** Problem description **
Provide an exact transcription of all the records.

** Excerpted records **
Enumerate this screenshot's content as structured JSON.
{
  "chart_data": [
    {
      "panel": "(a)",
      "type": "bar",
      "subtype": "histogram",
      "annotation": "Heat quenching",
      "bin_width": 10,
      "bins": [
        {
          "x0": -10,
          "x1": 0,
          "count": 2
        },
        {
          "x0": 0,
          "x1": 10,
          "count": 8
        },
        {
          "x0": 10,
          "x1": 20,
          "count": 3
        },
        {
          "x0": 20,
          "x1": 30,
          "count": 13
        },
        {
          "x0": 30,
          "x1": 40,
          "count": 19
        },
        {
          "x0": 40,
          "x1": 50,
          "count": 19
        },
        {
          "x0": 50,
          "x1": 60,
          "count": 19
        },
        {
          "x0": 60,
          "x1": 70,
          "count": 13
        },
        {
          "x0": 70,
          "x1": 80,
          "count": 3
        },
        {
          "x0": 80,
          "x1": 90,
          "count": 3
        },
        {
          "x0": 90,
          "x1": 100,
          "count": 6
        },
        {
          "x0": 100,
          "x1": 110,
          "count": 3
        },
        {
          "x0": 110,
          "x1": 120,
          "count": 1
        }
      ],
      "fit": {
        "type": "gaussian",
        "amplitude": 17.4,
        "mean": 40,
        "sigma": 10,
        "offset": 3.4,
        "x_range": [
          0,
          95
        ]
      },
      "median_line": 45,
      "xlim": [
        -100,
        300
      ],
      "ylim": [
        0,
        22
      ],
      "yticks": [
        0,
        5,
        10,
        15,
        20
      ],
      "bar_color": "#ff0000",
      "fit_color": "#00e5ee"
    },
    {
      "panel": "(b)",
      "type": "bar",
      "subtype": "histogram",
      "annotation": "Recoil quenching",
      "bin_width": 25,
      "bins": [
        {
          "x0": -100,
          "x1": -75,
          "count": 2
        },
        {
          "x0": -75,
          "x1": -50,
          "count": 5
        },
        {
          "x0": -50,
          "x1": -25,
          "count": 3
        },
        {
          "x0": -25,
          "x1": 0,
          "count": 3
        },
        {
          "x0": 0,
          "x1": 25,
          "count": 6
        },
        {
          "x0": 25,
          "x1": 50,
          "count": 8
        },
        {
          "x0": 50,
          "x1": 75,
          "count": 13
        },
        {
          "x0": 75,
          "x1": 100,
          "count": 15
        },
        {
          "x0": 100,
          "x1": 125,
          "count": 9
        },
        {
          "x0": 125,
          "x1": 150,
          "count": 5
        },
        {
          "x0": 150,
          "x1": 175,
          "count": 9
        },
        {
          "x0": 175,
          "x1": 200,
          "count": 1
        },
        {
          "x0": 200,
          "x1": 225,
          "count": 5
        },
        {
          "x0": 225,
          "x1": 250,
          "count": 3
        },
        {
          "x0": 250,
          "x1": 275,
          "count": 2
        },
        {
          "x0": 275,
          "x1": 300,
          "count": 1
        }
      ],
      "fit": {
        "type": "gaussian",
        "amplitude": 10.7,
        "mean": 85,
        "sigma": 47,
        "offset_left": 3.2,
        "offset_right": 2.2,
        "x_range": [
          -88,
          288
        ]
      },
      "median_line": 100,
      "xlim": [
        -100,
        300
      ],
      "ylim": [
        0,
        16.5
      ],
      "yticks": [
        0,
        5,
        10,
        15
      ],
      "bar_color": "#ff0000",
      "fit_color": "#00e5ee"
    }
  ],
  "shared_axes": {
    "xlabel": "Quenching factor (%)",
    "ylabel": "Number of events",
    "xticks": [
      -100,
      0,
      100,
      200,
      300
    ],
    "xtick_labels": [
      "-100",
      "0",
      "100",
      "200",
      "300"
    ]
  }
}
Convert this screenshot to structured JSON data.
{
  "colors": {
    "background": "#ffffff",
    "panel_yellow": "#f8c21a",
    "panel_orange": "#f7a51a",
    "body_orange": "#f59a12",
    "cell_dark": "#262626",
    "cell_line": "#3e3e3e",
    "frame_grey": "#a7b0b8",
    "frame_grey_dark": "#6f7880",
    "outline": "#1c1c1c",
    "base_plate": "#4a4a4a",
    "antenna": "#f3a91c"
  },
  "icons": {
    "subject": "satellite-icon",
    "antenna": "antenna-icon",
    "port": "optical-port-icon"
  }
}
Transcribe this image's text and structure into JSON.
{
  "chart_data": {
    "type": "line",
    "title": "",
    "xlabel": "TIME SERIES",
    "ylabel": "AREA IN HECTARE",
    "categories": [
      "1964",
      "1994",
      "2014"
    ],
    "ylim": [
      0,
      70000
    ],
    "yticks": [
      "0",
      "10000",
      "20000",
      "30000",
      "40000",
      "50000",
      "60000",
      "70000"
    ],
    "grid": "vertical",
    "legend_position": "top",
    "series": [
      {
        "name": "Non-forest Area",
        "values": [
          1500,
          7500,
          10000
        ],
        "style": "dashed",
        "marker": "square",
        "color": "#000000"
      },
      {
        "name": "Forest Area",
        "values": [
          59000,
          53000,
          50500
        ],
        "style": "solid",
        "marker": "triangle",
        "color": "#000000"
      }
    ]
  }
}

** Reply **
Enumerate this screenshot's content as structured JSON.
{
  "chart_data": [
    {
      "panel": "(a)",
      "type": "bar",
      "subtype": "histogram",
      "annotation": "Heat quenching",
      "bin_width": 10,
      "bins": [
        {
          "x0": -10,
          "x1": 0,
          "count": 2
        },
        {
          "x0": 0,
          "x1": 10,
          "count": 8
        },
        {
          "x0": 10,
          "x1": 20,
          "count": 3
        },
        {
          "x0": 20,
          "x1": 30,
          "count": 13
        },
        {
          "x0": 30,
          "x1": 40,
          "count": 19
        },
        {
          "x0": 40,
          "x1": 50,
          "count": 19
        },
        {
          "x0": 50,
          "x1": 60,
          "count": 19
        },
        {
          "x0": 60,
          "x1": 70,
          "count": 13
        },
        {
          "x0": 70,
          "x1": 80,
          "count": 3
        },
        {
          "x0": 80,
          "x1": 90,
          "count": 3
        },
        {
          "x0": 90,
          "x1": 100,
          "count": 6
        },
        {
          "x0": 100,
          "x1": 110,
          "count": 3
        },
        {
          "x0": 110,
          "x1": 120,
          "count": 1
        }
      ],
      "fit": {
        "type": "gaussian",
        "amplitude": 17.4,
        "mean": 40,
        "sigma": 10,
        "offset": 3.4,
        "x_range": [
          0,
          95
        ]
      },
      "median_line": 45,
      "xlim": [
        -100,
        300
      ],
      "ylim": [
        0,
        22
      ],
      "yticks": [
        0,
        5,
        10,
        15,
        20
      ],
      "bar_color": "#ff0000",
      "fit_color": "#00e5ee"
    },
    {
      "panel": "(b)",
      "type": "bar",
      "subtype": "histogram",
      "annotation": "Recoil quenching",
      "bin_width": 25,
      "bins": [
        {
          "x0": -100,
          "x1": -75,
          "count": 2
        },
        {
          "x0": -75,
          "x1": -50,
          "count": 5
        },
        {
          "x0": -50,
          "x1": -25,
          "count": 3
        },
        {
          "x0": -25,
          "x1": 0,
          "count": 3
        },
        {
          "x0": 0,
          "x1": 25,
          "count": 6
        },
        {
          "x0": 25,
          "x1": 50,
          "count": 8
        },
        {
          "x0": 50,
          "x1": 75,
          "count": 13
        },
        {
          "x0": 75,
          "x1": 100,
          "count": 15
        },
        {
          "x0": 100,
          "x1": 125,
          "count": 9
        },
        {
          "x0": 125,
          "x1": 150,
          "count": 5
        },
        {
          "x0": 150,
          "x1": 175,
          "count": 9
        },
        {
          "x0": 175,
          "x1": 200,
          "count": 1
        },
        {
          "x0": 200,
          "x1": 225,
          "count": 5
        },
        {
          "x0": 225,
          "x1": 250,
          "count": 3
        },
        {
          "x0": 250,
          "x1": 275,
          "count": 2
        },
        {
          "x0": 275,
          "x1": 300,
          "count": 1
        }
      ],
      "fit": {
        "type": "gaussian",
        "amplitude": 10.7,
        "mean": 85,
        "sigma": 47,
        "offset_left": 3.2,
        "offset_right": 2.2,
        "x_range": [
          -88,
          288
        ]
      },
      "median_line": 100,
      "xlim": [
        -100,
        300
      ],
      "ylim": [
        0,
        16.5
      ],
      "yticks": [
        0,
        5,
        10,
        15
      ],
      "bar_color": "#ff0000",
      "fit_color": "#00e5ee"
    }
  ],
  "shared_axes": {
    "xlabel": "Quenching factor (%)",
    "ylabel": "Number of events",
    "xticks": [
      -100,
      0,
      100,
      200,
      300
    ],
    "xtick_labels": [
      "-100",
      "0",
      "100",
      "200",
      "300"
    ]
  }
}
Convert this screenshot to structured JSON data.
{
  "colors": {
    "background": "#ffffff",
    "panel_yellow": "#f8c21a",
    "panel_orange": "#f7a51a",
    "body_orange": "#f59a12",
    "cell_dark": "#262626",
    "cell_line": "#3e3e3e",
    "frame_grey": "#a7b0b8",
    "frame_grey_dark": "#6f7880",
    "outline": "#1c1c1c",
    "base_plate": "#4a4a4a",
    "antenna": "#f3a91c"
  },
  "icons": {
    "subject": "satellite-icon",
    "antenna": "antenna-icon",
    "port": "optical-port-icon"
  }
}
Transcribe this image's text and structure into JSON.
{
  "chart_data": {
    "type": "line",
    "title": "",
    "xlabel": "TIME SERIES",
    "ylabel": "AREA IN HECTARE",
    "categories": [
      "1964",
      "1994",
      "2014"
    ],
    "ylim": [
      0,
      70000
    ],
    "yticks": [
      "0",
      "10000",
      "20000",
      "30000",
      "40000",
      "50000",
      "60000",
      "70000"
    ],
    "grid": "vertical",
    "legend_position": "top",
    "series": [
      {
        "name": "Non-forest Area",
        "values": [
          1500,
          7500,
          10000
        ],
        "style": "dashed",
        "marker": "square",
        "color": "#000000"
      },
      {
        "name": "Forest Area",
        "values": [
          59000,
          53000,
          50500
        ],
        "style": "solid",
        "marker": "triangle",
        "color": "#000000"
      }
    ]
  }
}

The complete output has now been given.